Exercise: Find the string "Medicaid" in the listing and report every line that has it.

Listed entries:
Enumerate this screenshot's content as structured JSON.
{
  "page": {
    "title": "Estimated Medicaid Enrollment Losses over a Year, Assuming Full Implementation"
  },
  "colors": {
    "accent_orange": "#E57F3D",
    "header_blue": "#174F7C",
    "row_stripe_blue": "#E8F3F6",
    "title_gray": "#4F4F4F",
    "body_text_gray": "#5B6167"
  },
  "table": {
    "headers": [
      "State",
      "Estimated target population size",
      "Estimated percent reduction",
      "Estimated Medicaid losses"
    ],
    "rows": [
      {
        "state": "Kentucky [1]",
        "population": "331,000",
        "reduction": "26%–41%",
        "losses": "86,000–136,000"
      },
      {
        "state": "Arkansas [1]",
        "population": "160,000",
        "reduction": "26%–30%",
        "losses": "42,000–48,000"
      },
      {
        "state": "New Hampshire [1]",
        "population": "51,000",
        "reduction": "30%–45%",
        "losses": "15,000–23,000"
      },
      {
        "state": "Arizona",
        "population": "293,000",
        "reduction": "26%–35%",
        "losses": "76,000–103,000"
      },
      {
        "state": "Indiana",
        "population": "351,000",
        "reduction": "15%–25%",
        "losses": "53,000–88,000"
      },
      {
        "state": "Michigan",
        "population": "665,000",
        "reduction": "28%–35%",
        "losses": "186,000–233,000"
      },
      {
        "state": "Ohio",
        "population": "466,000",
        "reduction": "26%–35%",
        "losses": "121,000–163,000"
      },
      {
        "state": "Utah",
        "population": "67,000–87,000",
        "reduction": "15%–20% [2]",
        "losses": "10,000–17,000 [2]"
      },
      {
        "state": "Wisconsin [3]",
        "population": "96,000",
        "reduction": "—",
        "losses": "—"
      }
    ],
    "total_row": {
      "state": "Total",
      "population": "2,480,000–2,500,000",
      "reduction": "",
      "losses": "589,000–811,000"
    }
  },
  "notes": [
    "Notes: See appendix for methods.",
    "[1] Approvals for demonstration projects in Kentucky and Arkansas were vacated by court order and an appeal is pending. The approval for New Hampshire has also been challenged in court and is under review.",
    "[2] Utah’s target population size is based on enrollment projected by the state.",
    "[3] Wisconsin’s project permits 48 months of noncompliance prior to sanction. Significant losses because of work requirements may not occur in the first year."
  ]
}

Worked answer:
    "title": "Estimated Medicaid Enrollment Losses over a Year, Assuming Full Implementation"
      "Estimated Medicaid losses"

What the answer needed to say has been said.